═══ DATA ROWS

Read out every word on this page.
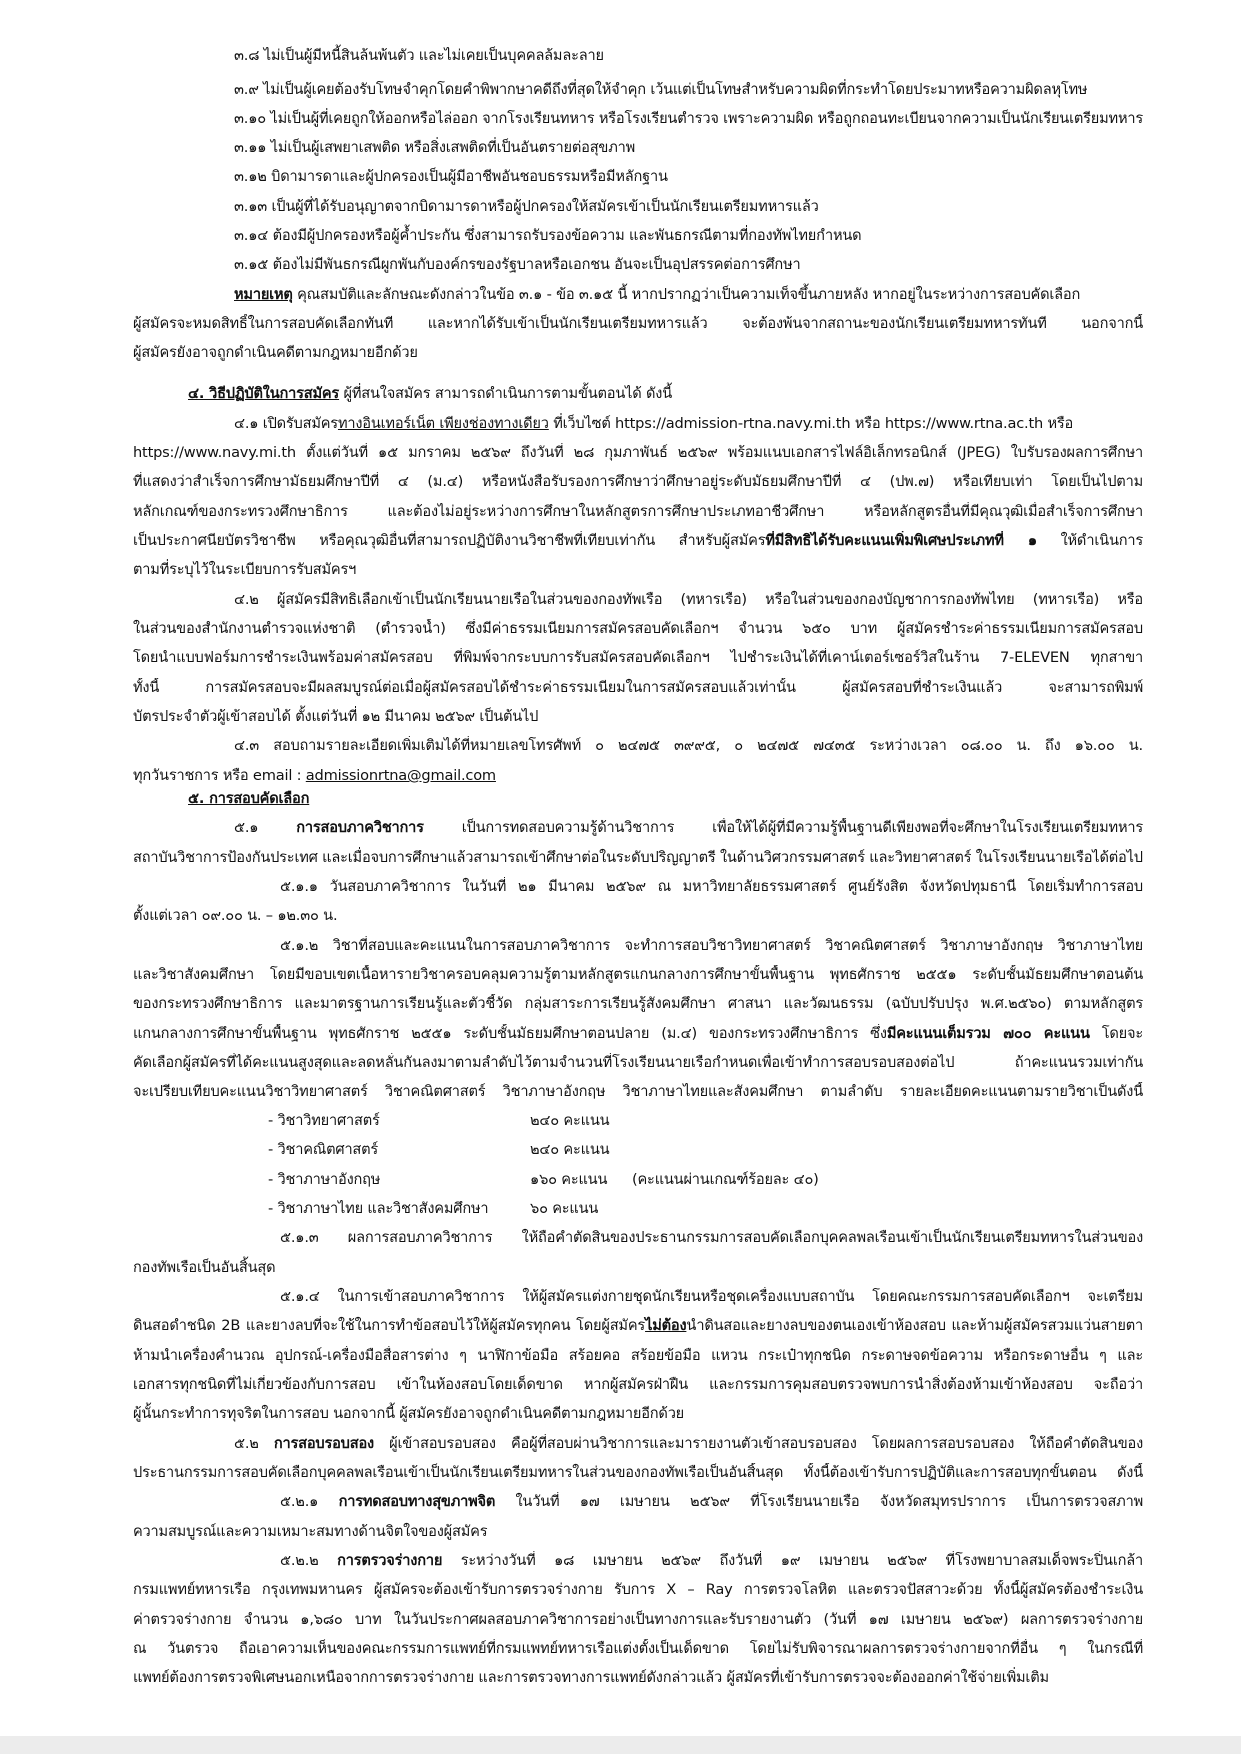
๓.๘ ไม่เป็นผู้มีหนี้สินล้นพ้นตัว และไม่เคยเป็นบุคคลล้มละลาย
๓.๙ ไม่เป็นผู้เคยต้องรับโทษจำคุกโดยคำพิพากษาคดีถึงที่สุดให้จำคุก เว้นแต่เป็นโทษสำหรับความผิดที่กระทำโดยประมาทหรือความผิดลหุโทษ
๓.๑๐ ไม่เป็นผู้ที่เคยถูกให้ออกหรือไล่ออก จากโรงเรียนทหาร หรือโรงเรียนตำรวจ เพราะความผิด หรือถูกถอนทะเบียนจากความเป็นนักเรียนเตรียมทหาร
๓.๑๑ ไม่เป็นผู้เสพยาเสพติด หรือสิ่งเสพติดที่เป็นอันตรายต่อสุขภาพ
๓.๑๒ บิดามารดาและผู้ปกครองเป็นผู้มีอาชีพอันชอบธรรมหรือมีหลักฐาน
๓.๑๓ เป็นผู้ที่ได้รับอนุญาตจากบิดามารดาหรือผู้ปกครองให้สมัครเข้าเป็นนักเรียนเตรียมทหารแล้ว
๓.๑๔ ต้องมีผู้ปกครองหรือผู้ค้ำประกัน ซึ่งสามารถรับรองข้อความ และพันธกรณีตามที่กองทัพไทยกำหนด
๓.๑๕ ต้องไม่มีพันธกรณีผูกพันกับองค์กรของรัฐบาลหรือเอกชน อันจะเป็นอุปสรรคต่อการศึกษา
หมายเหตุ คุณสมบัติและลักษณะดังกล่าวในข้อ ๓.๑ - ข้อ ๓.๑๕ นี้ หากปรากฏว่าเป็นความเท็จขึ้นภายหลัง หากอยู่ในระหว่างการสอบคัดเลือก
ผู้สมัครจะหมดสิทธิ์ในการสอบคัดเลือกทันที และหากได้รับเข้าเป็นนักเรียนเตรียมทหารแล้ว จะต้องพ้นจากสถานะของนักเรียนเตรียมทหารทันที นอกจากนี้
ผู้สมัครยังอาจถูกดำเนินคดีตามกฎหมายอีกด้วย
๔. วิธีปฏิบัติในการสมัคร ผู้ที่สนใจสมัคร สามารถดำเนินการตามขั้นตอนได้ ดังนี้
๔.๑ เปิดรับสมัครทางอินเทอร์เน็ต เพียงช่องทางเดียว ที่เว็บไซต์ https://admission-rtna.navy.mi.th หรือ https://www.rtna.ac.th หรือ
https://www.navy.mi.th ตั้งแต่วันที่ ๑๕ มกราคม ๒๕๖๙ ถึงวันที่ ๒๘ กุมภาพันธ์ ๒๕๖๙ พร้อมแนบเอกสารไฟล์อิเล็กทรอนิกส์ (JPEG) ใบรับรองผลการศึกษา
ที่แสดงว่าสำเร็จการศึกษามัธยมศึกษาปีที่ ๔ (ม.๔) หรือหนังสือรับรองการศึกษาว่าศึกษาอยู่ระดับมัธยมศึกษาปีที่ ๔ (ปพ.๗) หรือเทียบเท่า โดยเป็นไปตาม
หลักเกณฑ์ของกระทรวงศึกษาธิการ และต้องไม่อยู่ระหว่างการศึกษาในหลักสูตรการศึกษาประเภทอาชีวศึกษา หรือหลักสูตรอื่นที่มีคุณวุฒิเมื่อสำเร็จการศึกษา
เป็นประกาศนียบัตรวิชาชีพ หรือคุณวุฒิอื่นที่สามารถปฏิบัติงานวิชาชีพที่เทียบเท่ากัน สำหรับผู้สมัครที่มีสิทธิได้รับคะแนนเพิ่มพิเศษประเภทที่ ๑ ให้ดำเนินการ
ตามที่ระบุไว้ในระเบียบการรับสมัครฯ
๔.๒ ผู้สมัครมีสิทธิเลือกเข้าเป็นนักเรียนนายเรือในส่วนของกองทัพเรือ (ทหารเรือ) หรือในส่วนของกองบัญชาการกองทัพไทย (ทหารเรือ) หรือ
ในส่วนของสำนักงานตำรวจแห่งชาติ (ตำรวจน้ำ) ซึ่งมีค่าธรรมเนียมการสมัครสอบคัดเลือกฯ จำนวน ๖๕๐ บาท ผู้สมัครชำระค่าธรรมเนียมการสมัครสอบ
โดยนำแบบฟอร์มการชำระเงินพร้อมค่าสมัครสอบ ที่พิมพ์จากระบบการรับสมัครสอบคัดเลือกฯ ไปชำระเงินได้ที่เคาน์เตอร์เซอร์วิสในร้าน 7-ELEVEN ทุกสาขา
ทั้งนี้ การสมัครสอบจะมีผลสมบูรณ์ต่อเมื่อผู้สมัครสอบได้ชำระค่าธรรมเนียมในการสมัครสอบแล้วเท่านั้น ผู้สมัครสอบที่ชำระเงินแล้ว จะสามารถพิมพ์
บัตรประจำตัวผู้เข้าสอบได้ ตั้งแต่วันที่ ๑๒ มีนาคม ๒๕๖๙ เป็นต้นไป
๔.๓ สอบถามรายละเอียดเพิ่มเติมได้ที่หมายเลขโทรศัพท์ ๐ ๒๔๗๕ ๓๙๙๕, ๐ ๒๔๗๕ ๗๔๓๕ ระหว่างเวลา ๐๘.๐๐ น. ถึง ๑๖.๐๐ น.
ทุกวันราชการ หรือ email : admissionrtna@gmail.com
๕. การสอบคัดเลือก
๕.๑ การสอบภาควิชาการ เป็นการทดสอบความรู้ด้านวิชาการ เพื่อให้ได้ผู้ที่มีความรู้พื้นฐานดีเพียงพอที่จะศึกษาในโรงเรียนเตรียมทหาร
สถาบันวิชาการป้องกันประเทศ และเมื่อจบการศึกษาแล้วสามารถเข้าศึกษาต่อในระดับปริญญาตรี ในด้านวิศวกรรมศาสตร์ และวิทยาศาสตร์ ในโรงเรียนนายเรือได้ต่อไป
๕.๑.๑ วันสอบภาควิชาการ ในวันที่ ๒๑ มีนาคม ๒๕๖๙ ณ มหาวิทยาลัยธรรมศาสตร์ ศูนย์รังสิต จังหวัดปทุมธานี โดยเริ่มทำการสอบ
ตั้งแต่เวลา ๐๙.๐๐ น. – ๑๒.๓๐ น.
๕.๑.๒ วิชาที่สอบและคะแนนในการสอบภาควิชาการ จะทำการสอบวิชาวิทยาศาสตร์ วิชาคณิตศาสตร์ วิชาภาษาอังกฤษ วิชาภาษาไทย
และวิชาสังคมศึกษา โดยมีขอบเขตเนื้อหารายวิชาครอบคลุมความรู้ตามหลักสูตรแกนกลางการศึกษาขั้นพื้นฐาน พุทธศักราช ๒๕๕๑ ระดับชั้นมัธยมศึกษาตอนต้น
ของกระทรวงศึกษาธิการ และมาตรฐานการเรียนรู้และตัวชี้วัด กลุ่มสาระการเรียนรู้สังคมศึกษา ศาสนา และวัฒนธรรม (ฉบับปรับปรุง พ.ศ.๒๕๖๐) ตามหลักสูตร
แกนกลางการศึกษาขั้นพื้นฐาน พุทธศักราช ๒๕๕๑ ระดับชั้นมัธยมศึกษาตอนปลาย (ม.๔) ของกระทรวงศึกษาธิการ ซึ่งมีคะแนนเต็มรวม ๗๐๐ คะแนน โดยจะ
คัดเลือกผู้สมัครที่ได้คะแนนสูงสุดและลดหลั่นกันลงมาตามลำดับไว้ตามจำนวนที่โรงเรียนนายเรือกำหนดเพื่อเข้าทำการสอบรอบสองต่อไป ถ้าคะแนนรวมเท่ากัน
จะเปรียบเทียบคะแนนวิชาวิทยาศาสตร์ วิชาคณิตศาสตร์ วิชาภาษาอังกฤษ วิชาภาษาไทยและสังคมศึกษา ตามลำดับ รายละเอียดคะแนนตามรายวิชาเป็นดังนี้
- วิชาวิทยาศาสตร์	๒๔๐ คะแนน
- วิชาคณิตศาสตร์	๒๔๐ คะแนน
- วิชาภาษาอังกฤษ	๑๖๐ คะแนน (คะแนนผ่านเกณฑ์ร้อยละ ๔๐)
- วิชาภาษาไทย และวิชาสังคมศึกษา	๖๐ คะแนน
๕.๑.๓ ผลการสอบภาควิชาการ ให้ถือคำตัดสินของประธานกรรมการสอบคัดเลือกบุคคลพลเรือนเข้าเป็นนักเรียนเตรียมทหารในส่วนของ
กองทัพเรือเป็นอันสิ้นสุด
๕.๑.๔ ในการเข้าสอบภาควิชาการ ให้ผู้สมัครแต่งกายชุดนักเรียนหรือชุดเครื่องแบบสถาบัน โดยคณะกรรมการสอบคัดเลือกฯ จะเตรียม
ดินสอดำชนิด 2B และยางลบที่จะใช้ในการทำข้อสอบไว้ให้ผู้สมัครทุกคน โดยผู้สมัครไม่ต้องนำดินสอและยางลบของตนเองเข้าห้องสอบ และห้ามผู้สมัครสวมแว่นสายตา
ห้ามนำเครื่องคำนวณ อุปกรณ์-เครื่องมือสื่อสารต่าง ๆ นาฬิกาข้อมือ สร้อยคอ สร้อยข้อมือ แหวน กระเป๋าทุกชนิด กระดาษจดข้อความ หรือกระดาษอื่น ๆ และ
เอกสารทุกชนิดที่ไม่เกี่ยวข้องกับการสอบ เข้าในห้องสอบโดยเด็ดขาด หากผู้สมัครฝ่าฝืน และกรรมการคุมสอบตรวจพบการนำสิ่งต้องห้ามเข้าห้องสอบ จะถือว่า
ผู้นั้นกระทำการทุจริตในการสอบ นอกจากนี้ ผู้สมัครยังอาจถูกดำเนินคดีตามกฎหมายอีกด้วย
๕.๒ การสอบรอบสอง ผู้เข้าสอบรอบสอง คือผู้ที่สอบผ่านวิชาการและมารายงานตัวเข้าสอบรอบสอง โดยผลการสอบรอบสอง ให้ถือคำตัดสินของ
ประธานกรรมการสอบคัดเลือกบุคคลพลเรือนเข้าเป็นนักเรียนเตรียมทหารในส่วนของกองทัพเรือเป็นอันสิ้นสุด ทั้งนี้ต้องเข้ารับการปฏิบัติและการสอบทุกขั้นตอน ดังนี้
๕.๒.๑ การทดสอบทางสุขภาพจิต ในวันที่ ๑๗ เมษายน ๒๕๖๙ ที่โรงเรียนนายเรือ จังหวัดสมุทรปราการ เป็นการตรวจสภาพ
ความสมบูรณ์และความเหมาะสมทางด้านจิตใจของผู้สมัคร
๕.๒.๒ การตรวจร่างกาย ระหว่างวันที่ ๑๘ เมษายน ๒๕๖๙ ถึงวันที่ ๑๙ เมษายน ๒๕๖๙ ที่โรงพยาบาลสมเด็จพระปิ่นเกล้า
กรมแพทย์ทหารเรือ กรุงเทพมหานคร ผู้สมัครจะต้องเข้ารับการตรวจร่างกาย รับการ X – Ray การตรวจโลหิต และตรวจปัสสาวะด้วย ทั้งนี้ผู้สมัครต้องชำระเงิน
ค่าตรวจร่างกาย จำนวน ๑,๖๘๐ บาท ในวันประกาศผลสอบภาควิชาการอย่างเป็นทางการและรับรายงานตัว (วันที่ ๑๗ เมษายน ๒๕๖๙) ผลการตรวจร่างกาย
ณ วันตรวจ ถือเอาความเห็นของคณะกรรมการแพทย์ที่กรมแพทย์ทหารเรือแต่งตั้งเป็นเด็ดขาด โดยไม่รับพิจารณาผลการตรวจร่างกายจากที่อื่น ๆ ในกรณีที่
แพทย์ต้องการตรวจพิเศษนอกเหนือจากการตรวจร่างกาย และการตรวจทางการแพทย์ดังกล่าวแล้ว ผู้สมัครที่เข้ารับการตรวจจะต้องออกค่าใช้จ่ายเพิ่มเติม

══════

**EXERCISE**
Leave out every line without the string "งกฤษ" and copy the rest.

**ANSWER TO THIS TASK**
๕.๑.๒ วิชาที่สอบและคะแนนในการสอบภาควิชาการ จะทำการสอบวิชาวิทยาศาสตร์ วิชาคณิตศาสตร์ วิชาภาษาอังกฤษ วิชาภาษาไทย
จะเปรียบเทียบคะแนนวิชาวิทยาศาสตร์ วิชาคณิตศาสตร์ วิชาภาษาอังกฤษ วิชาภาษาไทยและสังคมศึกษา ตามลำดับ รายละเอียดคะแนนตามรายวิชาเป็นดังนี้
- วิชาภาษาอังกฤษ	๑๖๐ คะแนน (คะแนนผ่านเกณฑ์ร้อยละ ๔๐)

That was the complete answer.